# [PROBLEM REQUIREMENTS]
Transcribe every entry word for word, but skip the images.

++++ DATASET RECORDS ++++

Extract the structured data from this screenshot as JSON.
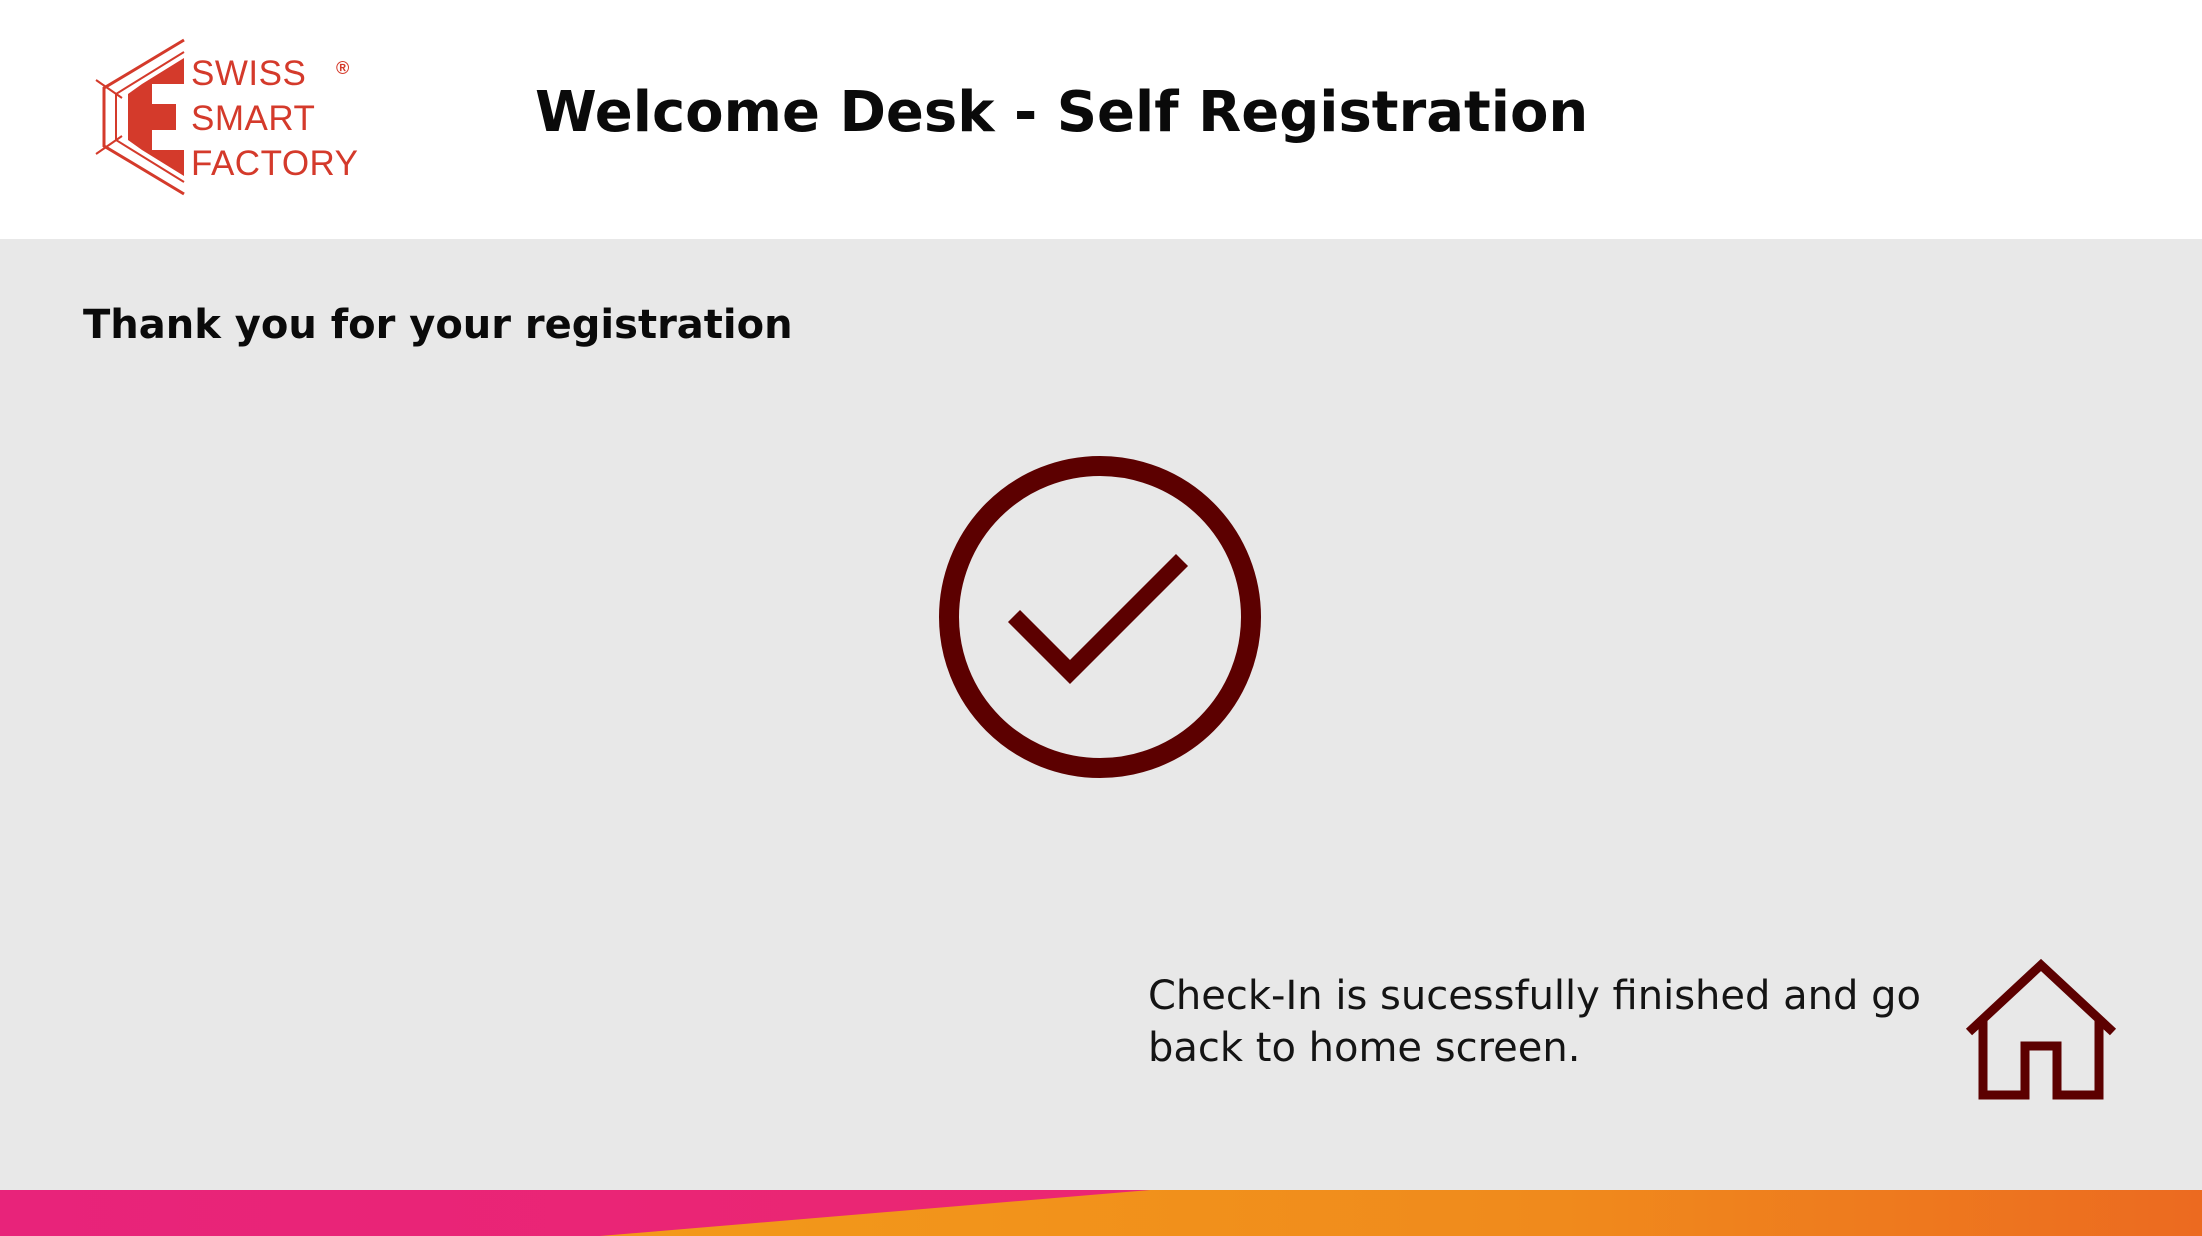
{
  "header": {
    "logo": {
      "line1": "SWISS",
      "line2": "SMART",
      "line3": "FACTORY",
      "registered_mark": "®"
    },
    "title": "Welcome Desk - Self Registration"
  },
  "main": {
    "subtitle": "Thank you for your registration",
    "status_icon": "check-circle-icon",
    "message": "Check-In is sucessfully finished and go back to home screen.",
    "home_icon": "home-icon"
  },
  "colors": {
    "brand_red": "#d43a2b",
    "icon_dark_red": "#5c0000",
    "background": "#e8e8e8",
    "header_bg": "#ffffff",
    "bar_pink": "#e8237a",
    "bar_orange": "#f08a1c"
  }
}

++++

# [ANSWER TO THE TASK]
Extract the structured data from this screenshot as JSON.
{
  "header": {
    "logo": {
      "line1": "SWISS",
      "line2": "SMART",
      "line3": "FACTORY",
      "registered_mark": "®"
    },
    "title": "Welcome Desk - Self Registration"
  },
  "main": {
    "subtitle": "Thank you for your registration",
    "status_icon": "check-circle-icon",
    "message": "Check-In is sucessfully finished and go back to home screen.",
    "home_icon": "home-icon"
  },
  "colors": {
    "brand_red": "#d43a2b",
    "icon_dark_red": "#5c0000",
    "background": "#e8e8e8",
    "header_bg": "#ffffff",
    "bar_pink": "#e8237a",
    "bar_orange": "#f08a1c"
  }
}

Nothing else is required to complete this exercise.